[Dataset entries for page text]
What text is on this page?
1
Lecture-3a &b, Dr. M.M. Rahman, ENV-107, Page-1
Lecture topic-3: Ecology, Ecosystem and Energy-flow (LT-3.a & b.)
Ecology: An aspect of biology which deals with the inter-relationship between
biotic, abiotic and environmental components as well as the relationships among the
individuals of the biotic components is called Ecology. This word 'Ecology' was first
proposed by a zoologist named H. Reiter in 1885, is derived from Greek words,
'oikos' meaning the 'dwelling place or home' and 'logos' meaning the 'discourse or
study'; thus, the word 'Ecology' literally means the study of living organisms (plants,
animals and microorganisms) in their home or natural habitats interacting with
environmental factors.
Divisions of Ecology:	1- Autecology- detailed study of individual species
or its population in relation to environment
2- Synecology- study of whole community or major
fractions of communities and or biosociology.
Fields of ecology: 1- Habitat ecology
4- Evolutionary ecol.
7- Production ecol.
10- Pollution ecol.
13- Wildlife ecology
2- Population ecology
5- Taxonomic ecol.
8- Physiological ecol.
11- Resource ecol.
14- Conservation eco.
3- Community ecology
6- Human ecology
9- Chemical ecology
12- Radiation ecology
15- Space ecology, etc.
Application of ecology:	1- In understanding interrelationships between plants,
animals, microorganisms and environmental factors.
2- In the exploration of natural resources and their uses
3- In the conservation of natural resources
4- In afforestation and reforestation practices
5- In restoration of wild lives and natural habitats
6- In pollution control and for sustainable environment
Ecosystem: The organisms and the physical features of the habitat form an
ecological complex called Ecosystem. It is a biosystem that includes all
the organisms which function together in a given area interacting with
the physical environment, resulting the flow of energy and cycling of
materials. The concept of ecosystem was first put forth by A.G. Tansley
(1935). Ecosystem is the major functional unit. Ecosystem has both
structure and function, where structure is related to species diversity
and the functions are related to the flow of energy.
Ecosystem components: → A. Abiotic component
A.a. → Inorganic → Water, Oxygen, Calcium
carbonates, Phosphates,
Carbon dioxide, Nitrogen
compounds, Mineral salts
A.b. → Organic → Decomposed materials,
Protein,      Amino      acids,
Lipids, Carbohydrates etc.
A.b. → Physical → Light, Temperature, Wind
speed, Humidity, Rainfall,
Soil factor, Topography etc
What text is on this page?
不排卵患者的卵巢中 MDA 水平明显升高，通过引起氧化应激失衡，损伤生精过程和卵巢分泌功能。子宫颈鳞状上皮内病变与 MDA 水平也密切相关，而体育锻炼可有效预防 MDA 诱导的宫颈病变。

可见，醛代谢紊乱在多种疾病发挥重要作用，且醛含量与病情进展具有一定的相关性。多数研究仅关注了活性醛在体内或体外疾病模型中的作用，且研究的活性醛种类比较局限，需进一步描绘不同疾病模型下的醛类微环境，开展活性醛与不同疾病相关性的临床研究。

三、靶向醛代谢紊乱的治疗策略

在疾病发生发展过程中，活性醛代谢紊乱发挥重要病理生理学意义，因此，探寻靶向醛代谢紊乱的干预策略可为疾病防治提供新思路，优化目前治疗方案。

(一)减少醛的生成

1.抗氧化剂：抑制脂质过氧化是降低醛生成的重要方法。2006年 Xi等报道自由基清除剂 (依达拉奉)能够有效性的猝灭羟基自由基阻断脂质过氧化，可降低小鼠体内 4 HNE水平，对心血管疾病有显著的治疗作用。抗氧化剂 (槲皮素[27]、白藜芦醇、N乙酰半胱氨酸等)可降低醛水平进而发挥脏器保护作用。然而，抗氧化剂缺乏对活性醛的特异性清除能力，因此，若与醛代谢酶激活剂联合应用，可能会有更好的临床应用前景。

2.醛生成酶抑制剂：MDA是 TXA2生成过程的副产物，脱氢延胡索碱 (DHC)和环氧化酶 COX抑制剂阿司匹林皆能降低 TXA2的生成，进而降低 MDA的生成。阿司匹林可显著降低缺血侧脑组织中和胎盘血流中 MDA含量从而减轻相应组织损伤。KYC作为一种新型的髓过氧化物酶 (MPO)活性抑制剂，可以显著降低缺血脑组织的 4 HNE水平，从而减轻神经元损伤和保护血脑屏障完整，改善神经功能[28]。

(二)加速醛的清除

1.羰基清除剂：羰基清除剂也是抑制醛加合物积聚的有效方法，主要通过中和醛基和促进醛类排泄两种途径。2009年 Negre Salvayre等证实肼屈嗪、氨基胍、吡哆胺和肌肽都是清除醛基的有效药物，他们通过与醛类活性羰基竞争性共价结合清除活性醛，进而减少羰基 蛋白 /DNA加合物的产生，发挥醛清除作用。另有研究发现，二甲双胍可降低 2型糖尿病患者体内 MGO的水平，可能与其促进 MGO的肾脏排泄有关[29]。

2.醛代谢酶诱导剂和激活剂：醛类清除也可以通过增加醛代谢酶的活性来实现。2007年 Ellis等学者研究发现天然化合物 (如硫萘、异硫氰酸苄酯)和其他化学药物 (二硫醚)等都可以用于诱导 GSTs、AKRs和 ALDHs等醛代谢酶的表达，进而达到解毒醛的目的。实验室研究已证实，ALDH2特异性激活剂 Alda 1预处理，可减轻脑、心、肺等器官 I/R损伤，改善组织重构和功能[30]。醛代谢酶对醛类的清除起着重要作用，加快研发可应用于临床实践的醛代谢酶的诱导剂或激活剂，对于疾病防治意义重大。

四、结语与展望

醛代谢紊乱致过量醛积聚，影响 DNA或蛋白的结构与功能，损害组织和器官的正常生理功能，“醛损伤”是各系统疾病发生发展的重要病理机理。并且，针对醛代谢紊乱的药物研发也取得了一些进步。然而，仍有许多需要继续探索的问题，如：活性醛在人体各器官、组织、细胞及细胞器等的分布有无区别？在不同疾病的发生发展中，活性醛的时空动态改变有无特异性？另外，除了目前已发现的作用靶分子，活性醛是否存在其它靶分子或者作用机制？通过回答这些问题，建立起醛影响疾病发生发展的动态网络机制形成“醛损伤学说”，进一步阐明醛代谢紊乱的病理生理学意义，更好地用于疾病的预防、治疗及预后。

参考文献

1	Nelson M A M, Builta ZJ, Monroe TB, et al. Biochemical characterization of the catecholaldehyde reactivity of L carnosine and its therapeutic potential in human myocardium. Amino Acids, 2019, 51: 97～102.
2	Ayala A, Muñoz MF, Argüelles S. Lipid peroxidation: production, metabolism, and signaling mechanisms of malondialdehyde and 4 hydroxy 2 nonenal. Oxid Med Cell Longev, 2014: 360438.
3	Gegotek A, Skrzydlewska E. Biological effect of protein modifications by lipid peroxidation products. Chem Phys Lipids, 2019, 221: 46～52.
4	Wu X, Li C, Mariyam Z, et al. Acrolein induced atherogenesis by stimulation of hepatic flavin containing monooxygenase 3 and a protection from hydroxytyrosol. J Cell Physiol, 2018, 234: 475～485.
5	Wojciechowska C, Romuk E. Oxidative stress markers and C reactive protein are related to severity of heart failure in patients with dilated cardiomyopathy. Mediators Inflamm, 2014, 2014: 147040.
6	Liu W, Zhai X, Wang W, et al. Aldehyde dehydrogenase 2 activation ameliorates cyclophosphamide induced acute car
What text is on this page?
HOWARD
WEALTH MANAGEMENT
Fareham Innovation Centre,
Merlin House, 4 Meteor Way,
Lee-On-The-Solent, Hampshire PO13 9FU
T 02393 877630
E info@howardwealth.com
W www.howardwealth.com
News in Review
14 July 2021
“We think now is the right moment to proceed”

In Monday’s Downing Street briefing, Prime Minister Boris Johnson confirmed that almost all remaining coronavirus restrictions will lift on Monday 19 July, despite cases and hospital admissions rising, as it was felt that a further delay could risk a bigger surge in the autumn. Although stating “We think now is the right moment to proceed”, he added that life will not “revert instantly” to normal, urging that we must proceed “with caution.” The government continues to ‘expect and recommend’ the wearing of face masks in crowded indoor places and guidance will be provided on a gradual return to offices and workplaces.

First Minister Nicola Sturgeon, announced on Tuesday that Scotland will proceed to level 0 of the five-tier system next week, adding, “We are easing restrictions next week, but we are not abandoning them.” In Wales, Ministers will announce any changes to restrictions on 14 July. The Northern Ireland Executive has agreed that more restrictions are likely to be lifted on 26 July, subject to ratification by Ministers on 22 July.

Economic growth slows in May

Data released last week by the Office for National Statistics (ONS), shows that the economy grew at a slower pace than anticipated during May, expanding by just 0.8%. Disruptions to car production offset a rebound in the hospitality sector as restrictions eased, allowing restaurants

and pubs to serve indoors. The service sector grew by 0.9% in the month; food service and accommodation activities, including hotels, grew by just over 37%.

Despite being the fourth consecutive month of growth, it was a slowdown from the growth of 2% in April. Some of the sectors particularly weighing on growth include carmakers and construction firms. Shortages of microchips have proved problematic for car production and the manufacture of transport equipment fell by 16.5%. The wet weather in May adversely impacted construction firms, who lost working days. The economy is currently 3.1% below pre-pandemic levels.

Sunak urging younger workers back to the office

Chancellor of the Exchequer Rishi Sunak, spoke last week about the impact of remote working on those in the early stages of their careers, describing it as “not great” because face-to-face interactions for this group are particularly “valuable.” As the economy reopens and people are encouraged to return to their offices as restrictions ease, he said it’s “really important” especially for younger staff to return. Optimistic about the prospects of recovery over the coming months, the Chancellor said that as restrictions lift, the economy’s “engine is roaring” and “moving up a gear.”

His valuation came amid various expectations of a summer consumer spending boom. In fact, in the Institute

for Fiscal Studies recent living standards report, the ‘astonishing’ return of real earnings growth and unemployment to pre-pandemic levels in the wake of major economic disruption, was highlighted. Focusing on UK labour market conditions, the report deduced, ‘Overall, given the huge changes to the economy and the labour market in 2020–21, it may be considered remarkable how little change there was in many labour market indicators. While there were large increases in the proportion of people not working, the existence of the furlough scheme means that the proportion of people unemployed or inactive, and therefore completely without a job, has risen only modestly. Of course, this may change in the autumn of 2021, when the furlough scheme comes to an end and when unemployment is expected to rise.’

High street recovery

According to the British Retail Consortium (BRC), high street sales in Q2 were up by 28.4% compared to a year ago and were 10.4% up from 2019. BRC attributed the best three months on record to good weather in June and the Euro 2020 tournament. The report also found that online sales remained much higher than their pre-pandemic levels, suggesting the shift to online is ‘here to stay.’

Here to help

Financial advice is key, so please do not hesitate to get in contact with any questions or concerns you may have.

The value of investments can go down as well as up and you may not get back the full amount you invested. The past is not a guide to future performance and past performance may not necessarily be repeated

### Problem statement
The word "weather" appears in some lines of the data; state how many such lines there are, and nothing further.

### Task answer
2